## Job
Write out the material exactly. Do not include the pictures.

## Data lines
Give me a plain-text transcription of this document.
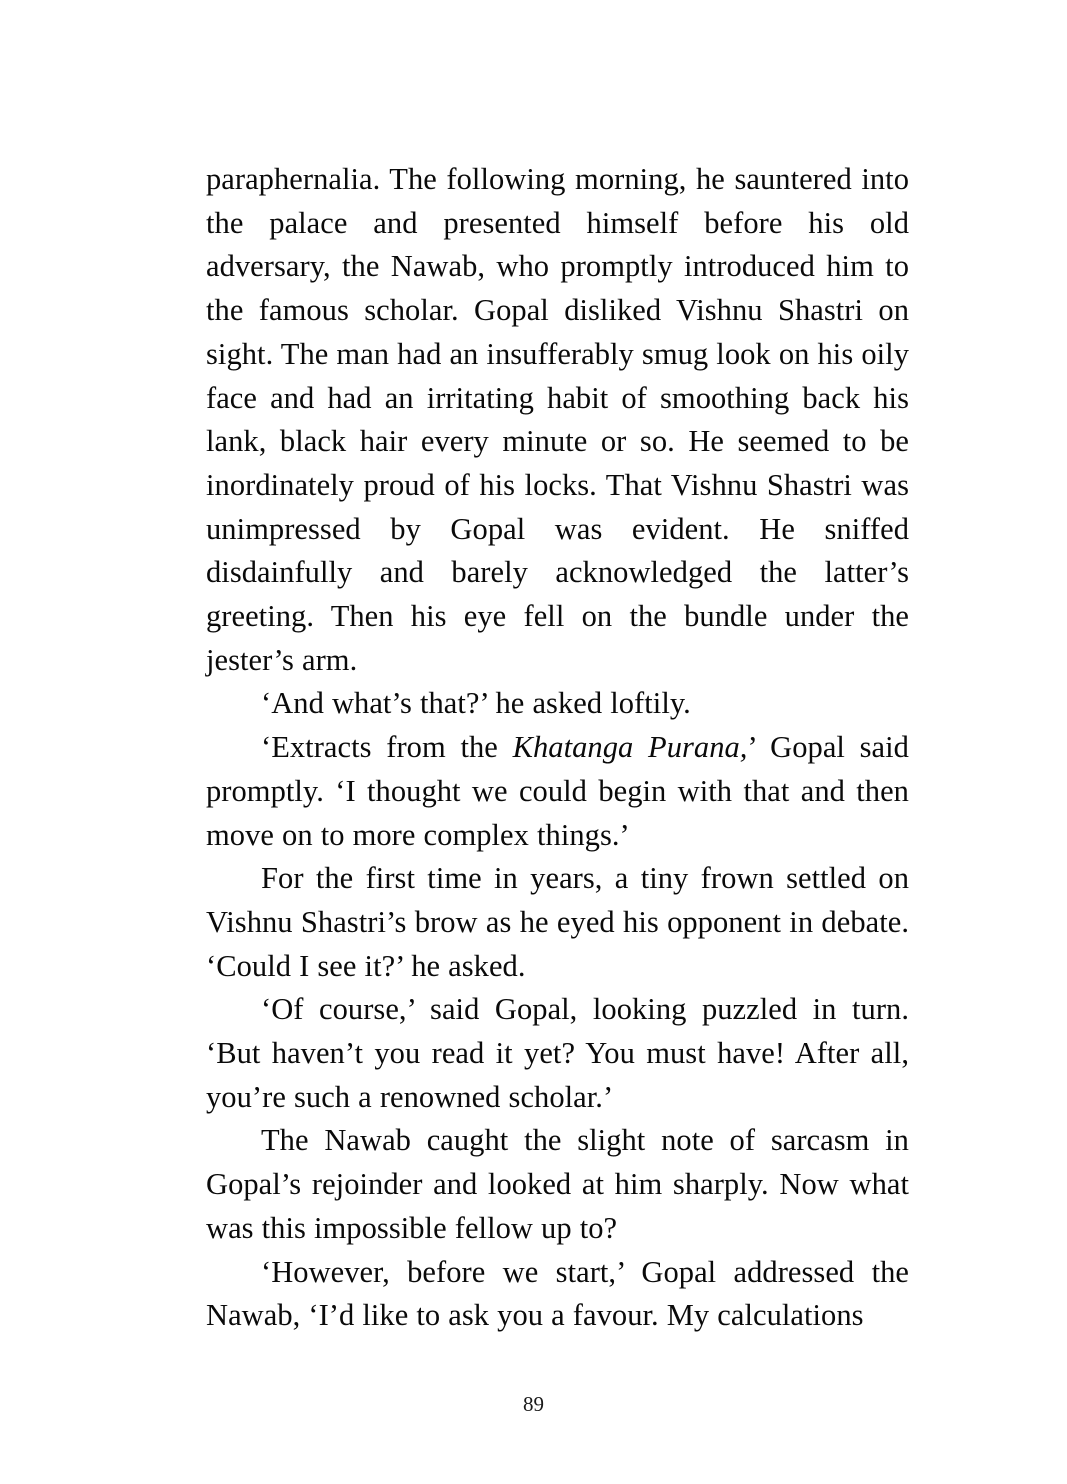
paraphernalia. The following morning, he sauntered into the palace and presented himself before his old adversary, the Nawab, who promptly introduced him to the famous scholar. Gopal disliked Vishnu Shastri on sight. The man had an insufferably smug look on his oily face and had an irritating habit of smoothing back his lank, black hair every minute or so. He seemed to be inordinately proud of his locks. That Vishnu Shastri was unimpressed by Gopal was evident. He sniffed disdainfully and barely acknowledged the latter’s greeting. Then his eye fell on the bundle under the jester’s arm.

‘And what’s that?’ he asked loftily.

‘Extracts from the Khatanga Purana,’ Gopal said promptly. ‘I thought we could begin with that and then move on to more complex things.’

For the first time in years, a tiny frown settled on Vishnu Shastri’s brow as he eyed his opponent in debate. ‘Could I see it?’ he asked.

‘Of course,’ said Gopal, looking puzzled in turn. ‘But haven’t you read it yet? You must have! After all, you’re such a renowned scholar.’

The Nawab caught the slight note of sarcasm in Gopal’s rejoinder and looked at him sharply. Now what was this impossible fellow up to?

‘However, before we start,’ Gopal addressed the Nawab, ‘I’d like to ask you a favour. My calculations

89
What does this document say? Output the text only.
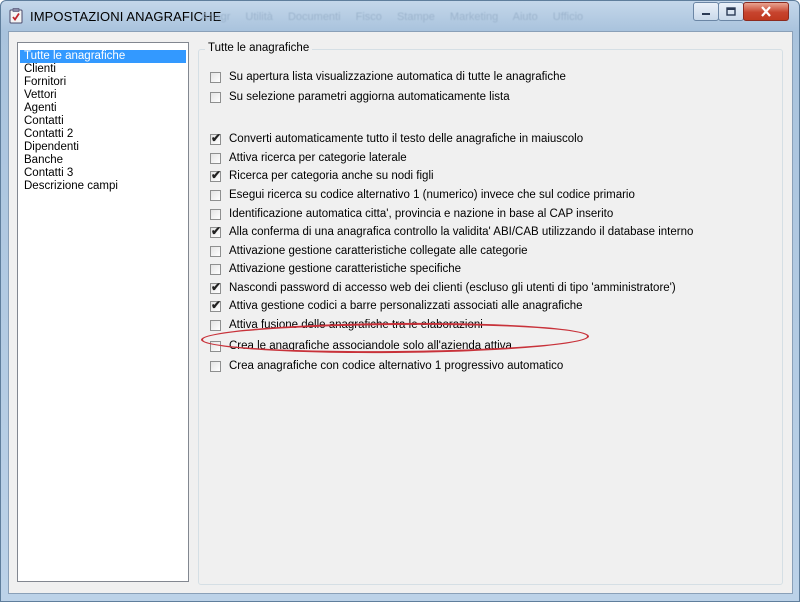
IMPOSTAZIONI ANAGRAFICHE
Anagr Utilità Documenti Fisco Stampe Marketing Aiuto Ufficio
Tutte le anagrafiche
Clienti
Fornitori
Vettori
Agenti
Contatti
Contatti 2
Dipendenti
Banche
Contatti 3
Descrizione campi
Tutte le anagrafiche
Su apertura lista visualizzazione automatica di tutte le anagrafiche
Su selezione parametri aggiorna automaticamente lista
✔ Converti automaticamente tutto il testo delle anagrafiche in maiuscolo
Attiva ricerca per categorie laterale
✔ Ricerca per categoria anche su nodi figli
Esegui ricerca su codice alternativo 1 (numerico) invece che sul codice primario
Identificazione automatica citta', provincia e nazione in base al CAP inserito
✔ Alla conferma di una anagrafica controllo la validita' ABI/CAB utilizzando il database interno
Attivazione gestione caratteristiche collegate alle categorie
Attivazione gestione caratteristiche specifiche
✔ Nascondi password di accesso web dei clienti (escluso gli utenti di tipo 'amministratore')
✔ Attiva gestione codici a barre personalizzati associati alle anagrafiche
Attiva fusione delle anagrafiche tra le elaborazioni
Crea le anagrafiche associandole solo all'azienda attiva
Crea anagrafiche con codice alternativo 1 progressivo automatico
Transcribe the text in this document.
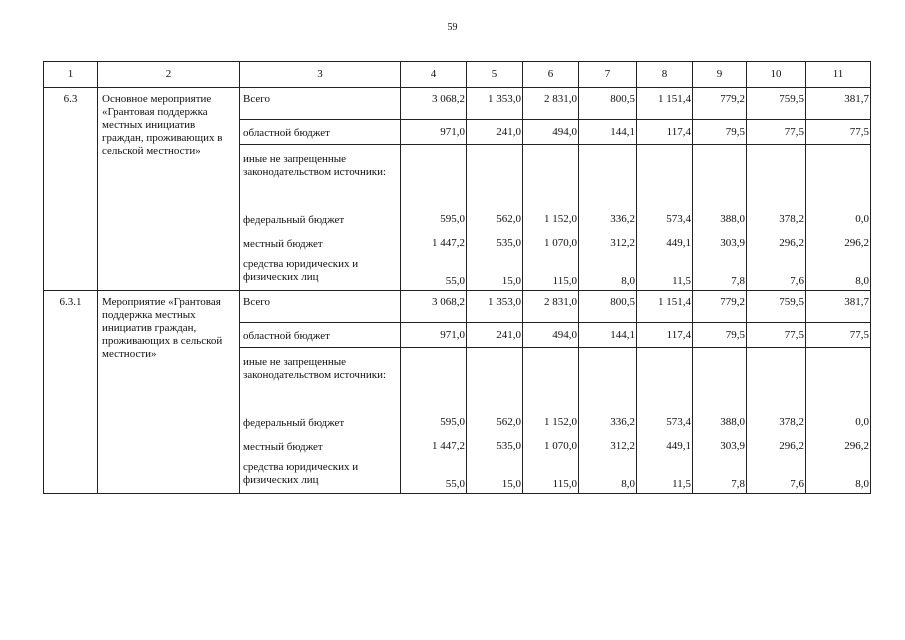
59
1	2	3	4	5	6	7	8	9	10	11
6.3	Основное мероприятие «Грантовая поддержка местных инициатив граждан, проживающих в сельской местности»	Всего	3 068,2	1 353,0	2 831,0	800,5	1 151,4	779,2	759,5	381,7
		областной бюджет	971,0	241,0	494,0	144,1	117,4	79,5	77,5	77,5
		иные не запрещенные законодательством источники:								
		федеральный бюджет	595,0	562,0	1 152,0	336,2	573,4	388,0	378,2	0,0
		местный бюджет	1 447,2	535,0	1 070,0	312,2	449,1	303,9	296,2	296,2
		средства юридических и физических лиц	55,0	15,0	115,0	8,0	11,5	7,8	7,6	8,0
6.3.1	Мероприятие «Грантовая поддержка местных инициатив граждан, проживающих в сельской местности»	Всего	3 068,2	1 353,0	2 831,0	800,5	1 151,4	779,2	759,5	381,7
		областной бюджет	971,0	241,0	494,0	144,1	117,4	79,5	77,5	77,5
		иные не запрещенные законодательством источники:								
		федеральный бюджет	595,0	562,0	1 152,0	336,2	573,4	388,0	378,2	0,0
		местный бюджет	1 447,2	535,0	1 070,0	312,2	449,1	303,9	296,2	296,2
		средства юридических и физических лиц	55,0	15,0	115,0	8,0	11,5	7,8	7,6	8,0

## Finished task
Give me a plain-text transcription of this document.
paraphernalia. The following morning, he sauntered into the palace and presented himself before his old adversary, the Nawab, who promptly introduced him to the famous scholar. Gopal disliked Vishnu Shastri on sight. The man had an insufferably smug look on his oily face and had an irritating habit of smoothing back his lank, black hair every minute or so. He seemed to be inordinately proud of his locks. That Vishnu Shastri was unimpressed by Gopal was evident. He sniffed disdainfully and barely acknowledged the latter’s greeting. Then his eye fell on the bundle under the jester’s arm.

‘And what’s that?’ he asked loftily.

‘Extracts from the Khatanga Purana,’ Gopal said promptly. ‘I thought we could begin with that and then move on to more complex things.’

For the first time in years, a tiny frown settled on Vishnu Shastri’s brow as he eyed his opponent in debate. ‘Could I see it?’ he asked.

‘Of course,’ said Gopal, looking puzzled in turn. ‘But haven’t you read it yet? You must have! After all, you’re such a renowned scholar.’

The Nawab caught the slight note of sarcasm in Gopal’s rejoinder and looked at him sharply. Now what was this impossible fellow up to?

‘However, before we start,’ Gopal addressed the Nawab, ‘I’d like to ask you a favour. My calculations

89
What does this document say? Output the text only.
IMPOSTAZIONI ANAGRAFICHE
Anagr Utilità Documenti Fisco Stampe Marketing Aiuto Ufficio
Tutte le anagrafiche
Clienti
Fornitori
Vettori
Agenti
Contatti
Contatti 2
Dipendenti
Banche
Contatti 3
Descrizione campi
Tutte le anagrafiche
Su apertura lista visualizzazione automatica di tutte le anagrafiche
Su selezione parametri aggiorna automaticamente lista
✔ Converti automaticamente tutto il testo delle anagrafiche in maiuscolo
Attiva ricerca per categorie laterale
✔ Ricerca per categoria anche su nodi figli
Esegui ricerca su codice alternativo 1 (numerico) invece che sul codice primario
Identificazione automatica citta', provincia e nazione in base al CAP inserito
✔ Alla conferma di una anagrafica controllo la validita' ABI/CAB utilizzando il database interno
Attivazione gestione caratteristiche collegate alle categorie
Attivazione gestione caratteristiche specifiche
✔ Nascondi password di accesso web dei clienti (escluso gli utenti di tipo 'amministratore')
✔ Attiva gestione codici a barre personalizzati associati alle anagrafiche
Attiva fusione delle anagrafiche tra le elaborazioni
Crea le anagrafiche associandole solo all'azienda attiva
Crea anagrafiche con codice alternativo 1 progressivo automatico
Transcribe the text in this document.
59
1	2	3	4	5	6	7	8	9	10	11
6.3	Основное мероприятие «Грантовая поддержка местных инициатив граждан, проживающих в сельской местности»	Всего	3 068,2	1 353,0	2 831,0	800,5	1 151,4	779,2	759,5	381,7
		областной бюджет	971,0	241,0	494,0	144,1	117,4	79,5	77,5	77,5
		иные не запрещенные законодательством источники:								
		федеральный бюджет	595,0	562,0	1 152,0	336,2	573,4	388,0	378,2	0,0
		местный бюджет	1 447,2	535,0	1 070,0	312,2	449,1	303,9	296,2	296,2
		средства юридических и физических лиц	55,0	15,0	115,0	8,0	11,5	7,8	7,6	8,0
6.3.1	Мероприятие «Грантовая поддержка местных инициатив граждан, проживающих в сельской местности»	Всего	3 068,2	1 353,0	2 831,0	800,5	1 151,4	779,2	759,5	381,7
		областной бюджет	971,0	241,0	494,0	144,1	117,4	79,5	77,5	77,5
		иные не запрещенные законодательством источники:								
		федеральный бюджет	595,0	562,0	1 152,0	336,2	573,4	388,0	378,2	0,0
		местный бюджет	1 447,2	535,0	1 070,0	312,2	449,1	303,9	296,2	296,2
		средства юридических и физических лиц	55,0	15,0	115,0	8,0	11,5	7,8	7,6	8,0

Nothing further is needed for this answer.